*WORK TO COMPLETE*:
Return, word for word, every line that follows.

*ENTRIES SHOWN*:

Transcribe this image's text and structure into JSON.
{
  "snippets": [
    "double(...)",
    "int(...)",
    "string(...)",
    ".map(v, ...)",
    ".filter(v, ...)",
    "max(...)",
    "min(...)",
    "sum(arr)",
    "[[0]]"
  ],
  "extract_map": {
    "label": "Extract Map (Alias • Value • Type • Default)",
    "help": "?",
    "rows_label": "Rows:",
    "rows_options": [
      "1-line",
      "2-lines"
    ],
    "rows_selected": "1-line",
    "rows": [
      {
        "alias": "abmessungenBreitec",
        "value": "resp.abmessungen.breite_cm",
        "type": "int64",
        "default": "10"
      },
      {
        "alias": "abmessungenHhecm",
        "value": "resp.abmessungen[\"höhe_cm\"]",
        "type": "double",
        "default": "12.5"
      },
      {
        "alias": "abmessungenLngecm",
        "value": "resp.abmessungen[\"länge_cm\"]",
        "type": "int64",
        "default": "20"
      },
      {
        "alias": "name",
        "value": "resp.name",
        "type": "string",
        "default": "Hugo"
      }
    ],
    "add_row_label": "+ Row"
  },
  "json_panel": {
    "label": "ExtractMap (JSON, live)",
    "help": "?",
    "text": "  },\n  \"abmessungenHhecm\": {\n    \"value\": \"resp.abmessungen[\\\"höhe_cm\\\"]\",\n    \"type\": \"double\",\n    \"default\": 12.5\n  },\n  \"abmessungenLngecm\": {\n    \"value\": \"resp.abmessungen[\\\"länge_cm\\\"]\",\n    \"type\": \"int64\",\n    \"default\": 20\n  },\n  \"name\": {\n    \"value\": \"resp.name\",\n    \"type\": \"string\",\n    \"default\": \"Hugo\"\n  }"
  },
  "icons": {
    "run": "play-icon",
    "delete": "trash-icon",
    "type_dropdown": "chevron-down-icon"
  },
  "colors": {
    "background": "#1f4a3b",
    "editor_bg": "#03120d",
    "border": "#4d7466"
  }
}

*TASK RESULT*:
Transcribe this image's text and structure into JSON.
{
  "snippets": [
    "double(...)",
    "int(...)",
    "string(...)",
    ".map(v, ...)",
    ".filter(v, ...)",
    "max(...)",
    "min(...)",
    "sum(arr)",
    "[[0]]"
  ],
  "extract_map": {
    "label": "Extract Map (Alias • Value • Type • Default)",
    "help": "?",
    "rows_label": "Rows:",
    "rows_options": [
      "1-line",
      "2-lines"
    ],
    "rows_selected": "1-line",
    "rows": [
      {
        "alias": "abmessungenBreitec",
        "value": "resp.abmessungen.breite_cm",
        "type": "int64",
        "default": "10"
      },
      {
        "alias": "abmessungenHhecm",
        "value": "resp.abmessungen[\"höhe_cm\"]",
        "type": "double",
        "default": "12.5"
      },
      {
        "alias": "abmessungenLngecm",
        "value": "resp.abmessungen[\"länge_cm\"]",
        "type": "int64",
        "default": "20"
      },
      {
        "alias": "name",
        "value": "resp.name",
        "type": "string",
        "default": "Hugo"
      }
    ],
    "add_row_label": "+ Row"
  },
  "json_panel": {
    "label": "ExtractMap (JSON, live)",
    "help": "?",
    "text": "  },\n  \"abmessungenHhecm\": {\n    \"value\": \"resp.abmessungen[\\\"höhe_cm\\\"]\",\n    \"type\": \"double\",\n    \"default\": 12.5\n  },\n  \"abmessungenLngecm\": {\n    \"value\": \"resp.abmessungen[\\\"länge_cm\\\"]\",\n    \"type\": \"int64\",\n    \"default\": 20\n  },\n  \"name\": {\n    \"value\": \"resp.name\",\n    \"type\": \"string\",\n    \"default\": \"Hugo\"\n  }"
  },
  "icons": {
    "run": "play-icon",
    "delete": "trash-icon",
    "type_dropdown": "chevron-down-icon"
  },
  "colors": {
    "background": "#1f4a3b",
    "editor_bg": "#03120d",
    "border": "#4d7466"
  }
}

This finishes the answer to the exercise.